_Stated task_. Repeat all the records exactly, omitting pictures.

--

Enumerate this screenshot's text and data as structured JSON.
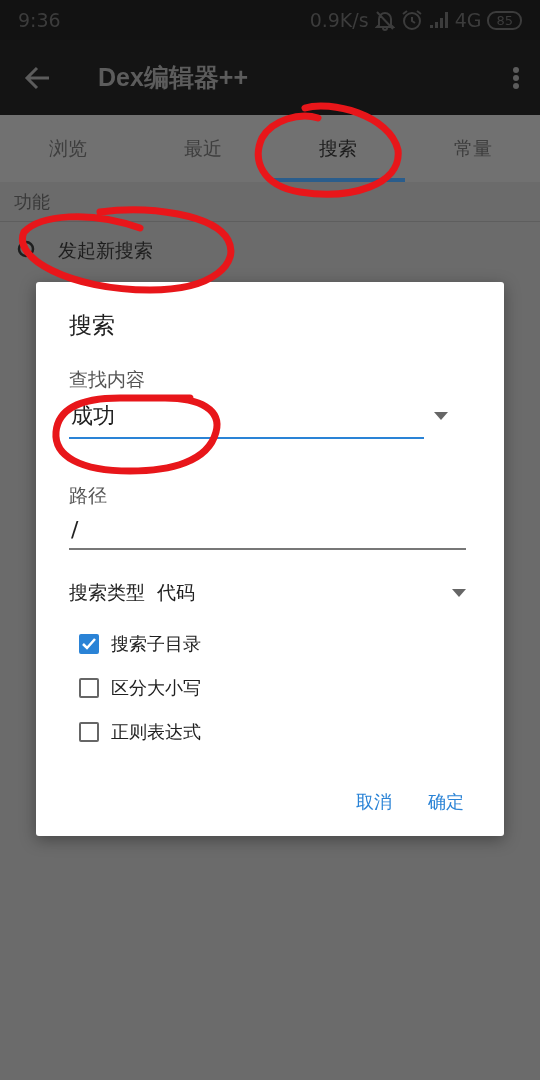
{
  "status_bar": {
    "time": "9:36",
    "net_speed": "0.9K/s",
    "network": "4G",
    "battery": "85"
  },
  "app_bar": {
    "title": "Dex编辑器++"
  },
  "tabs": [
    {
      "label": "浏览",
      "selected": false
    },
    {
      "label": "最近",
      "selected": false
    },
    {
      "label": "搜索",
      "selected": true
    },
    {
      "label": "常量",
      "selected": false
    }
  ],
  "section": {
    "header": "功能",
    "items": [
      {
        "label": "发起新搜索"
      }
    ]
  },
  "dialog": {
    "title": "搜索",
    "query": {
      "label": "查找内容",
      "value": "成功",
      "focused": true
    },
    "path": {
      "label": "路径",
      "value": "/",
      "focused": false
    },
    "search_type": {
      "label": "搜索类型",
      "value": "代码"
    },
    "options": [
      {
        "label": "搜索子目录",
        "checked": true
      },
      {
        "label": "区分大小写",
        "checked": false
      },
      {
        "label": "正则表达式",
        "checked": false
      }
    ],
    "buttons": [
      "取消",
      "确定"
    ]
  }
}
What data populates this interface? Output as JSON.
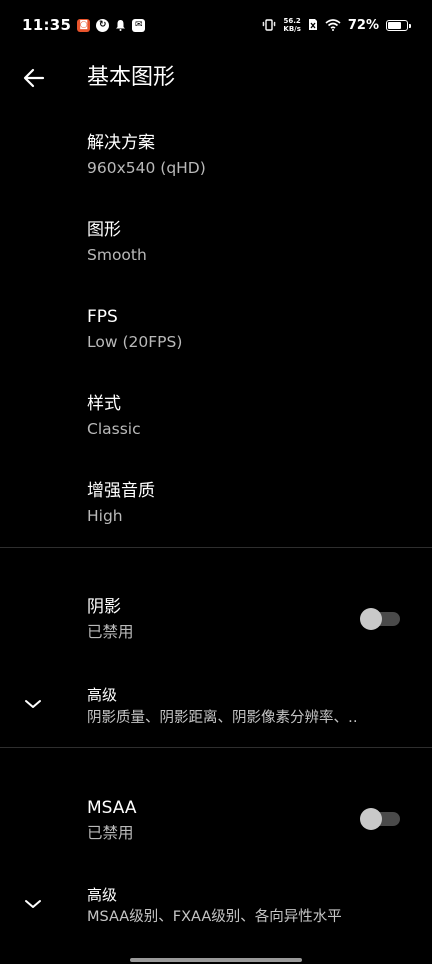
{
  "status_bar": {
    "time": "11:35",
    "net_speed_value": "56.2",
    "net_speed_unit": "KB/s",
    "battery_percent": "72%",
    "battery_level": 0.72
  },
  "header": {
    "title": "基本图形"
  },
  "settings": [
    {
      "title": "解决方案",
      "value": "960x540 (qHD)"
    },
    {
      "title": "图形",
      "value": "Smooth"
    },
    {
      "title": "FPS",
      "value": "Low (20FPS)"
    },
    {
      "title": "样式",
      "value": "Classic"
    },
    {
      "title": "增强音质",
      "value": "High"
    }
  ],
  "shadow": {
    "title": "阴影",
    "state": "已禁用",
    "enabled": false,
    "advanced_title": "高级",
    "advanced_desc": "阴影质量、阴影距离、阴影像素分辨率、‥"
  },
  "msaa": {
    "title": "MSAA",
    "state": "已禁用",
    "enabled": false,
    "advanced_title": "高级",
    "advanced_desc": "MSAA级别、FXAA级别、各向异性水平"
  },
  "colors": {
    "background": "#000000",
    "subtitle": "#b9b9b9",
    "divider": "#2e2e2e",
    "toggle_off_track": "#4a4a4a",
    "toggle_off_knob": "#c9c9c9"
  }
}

--

_Result of the exercise_.
Enumerate this screenshot's text and data as structured JSON.
{
  "status_bar": {
    "time": "9:36",
    "net_speed": "0.9K/s",
    "network": "4G",
    "battery": "85"
  },
  "app_bar": {
    "title": "Dex编辑器++"
  },
  "tabs": [
    {
      "label": "浏览",
      "selected": false
    },
    {
      "label": "最近",
      "selected": false
    },
    {
      "label": "搜索",
      "selected": true
    },
    {
      "label": "常量",
      "selected": false
    }
  ],
  "section": {
    "header": "功能",
    "items": [
      {
        "label": "发起新搜索"
      }
    ]
  },
  "dialog": {
    "title": "搜索",
    "query": {
      "label": "查找内容",
      "value": "成功",
      "focused": true
    },
    "path": {
      "label": "路径",
      "value": "/",
      "focused": false
    },
    "search_type": {
      "label": "搜索类型",
      "value": "代码"
    },
    "options": [
      {
        "label": "搜索子目录",
        "checked": true
      },
      {
        "label": "区分大小写",
        "checked": false
      },
      {
        "label": "正则表达式",
        "checked": false
      }
    ],
    "buttons": [
      "取消",
      "确定"
    ]
  }
}
What data populates this interface? Output as JSON.
{
  "status_bar": {
    "time": "11:35",
    "net_speed_value": "56.2",
    "net_speed_unit": "KB/s",
    "battery_percent": "72%",
    "battery_level": 0.72
  },
  "header": {
    "title": "基本图形"
  },
  "settings": [
    {
      "title": "解决方案",
      "value": "960x540 (qHD)"
    },
    {
      "title": "图形",
      "value": "Smooth"
    },
    {
      "title": "FPS",
      "value": "Low (20FPS)"
    },
    {
      "title": "样式",
      "value": "Classic"
    },
    {
      "title": "增强音质",
      "value": "High"
    }
  ],
  "shadow": {
    "title": "阴影",
    "state": "已禁用",
    "enabled": false,
    "advanced_title": "高级",
    "advanced_desc": "阴影质量、阴影距离、阴影像素分辨率、‥"
  },
  "msaa": {
    "title": "MSAA",
    "state": "已禁用",
    "enabled": false,
    "advanced_title": "高级",
    "advanced_desc": "MSAA级别、FXAA级别、各向异性水平"
  },
  "colors": {
    "background": "#000000",
    "subtitle": "#b9b9b9",
    "divider": "#2e2e2e",
    "toggle_off_track": "#4a4a4a",
    "toggle_off_knob": "#c9c9c9"
  }
}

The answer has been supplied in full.